--- Directions ---
What number of lines in the material contain the word "information"? Give that number alone.

--- Input rows ---
-------

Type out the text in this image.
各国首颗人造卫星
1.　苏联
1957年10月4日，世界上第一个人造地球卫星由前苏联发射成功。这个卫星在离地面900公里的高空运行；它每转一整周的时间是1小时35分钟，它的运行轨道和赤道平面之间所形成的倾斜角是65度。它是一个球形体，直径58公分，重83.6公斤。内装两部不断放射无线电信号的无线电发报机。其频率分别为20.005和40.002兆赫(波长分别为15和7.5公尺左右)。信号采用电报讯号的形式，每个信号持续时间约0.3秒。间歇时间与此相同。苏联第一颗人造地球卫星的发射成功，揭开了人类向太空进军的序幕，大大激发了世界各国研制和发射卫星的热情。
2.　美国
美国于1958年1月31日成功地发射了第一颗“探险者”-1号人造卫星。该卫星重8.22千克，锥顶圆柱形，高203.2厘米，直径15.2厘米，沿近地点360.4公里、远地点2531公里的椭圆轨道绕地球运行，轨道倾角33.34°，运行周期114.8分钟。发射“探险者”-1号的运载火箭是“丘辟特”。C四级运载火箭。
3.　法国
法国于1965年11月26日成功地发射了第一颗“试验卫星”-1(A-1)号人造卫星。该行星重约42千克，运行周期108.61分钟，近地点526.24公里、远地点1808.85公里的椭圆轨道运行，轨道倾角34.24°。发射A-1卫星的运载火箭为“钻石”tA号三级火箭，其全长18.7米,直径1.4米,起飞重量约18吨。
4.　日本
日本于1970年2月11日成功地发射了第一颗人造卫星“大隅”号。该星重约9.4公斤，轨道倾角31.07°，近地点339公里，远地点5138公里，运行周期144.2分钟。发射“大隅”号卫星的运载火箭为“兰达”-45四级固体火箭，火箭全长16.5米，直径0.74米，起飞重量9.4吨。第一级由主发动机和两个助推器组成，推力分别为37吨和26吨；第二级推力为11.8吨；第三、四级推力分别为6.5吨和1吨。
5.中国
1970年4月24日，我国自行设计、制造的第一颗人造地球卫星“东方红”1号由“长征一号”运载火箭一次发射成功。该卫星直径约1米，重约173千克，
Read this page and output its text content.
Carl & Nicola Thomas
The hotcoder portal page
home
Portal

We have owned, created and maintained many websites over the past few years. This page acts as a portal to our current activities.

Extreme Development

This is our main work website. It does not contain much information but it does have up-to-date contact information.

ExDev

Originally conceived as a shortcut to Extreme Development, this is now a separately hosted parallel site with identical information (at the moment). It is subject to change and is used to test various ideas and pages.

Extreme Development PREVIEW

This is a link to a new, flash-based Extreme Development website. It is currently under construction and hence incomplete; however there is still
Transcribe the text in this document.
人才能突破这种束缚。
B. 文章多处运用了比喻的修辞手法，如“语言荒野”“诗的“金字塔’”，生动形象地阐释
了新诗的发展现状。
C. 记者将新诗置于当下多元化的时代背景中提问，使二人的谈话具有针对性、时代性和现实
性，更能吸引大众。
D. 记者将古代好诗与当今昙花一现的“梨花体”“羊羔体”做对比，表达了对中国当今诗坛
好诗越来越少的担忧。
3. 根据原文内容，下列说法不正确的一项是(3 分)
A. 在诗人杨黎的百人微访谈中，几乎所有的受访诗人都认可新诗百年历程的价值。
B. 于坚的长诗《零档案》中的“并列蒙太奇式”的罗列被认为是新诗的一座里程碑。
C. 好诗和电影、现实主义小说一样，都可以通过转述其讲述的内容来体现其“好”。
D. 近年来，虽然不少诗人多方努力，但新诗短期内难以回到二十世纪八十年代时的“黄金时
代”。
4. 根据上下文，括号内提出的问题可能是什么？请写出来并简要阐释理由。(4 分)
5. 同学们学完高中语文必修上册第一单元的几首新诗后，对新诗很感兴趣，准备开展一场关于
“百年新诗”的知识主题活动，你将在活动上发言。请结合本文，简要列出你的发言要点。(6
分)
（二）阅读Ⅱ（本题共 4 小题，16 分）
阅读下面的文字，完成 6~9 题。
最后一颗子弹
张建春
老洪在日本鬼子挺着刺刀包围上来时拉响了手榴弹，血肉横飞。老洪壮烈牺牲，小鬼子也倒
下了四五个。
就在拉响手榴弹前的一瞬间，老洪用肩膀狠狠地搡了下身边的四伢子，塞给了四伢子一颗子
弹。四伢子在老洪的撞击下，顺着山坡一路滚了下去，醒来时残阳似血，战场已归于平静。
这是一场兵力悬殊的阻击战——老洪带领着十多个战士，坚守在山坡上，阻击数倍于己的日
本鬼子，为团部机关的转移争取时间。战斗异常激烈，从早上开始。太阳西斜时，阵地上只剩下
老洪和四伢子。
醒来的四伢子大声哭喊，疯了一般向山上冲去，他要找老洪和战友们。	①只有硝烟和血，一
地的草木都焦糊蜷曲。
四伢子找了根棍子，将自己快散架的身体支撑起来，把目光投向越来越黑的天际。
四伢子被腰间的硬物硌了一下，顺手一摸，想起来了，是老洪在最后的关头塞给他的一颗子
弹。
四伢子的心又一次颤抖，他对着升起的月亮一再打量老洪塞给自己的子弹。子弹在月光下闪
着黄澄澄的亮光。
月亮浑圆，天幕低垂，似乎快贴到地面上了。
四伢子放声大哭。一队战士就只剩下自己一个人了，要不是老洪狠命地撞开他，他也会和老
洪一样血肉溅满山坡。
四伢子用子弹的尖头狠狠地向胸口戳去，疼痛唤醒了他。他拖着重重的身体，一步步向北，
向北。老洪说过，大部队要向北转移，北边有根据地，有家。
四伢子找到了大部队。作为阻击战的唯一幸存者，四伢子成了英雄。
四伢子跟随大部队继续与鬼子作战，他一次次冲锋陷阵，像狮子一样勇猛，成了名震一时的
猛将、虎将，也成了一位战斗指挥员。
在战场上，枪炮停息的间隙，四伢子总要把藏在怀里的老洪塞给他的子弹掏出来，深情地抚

-------

--- Full answer ---
2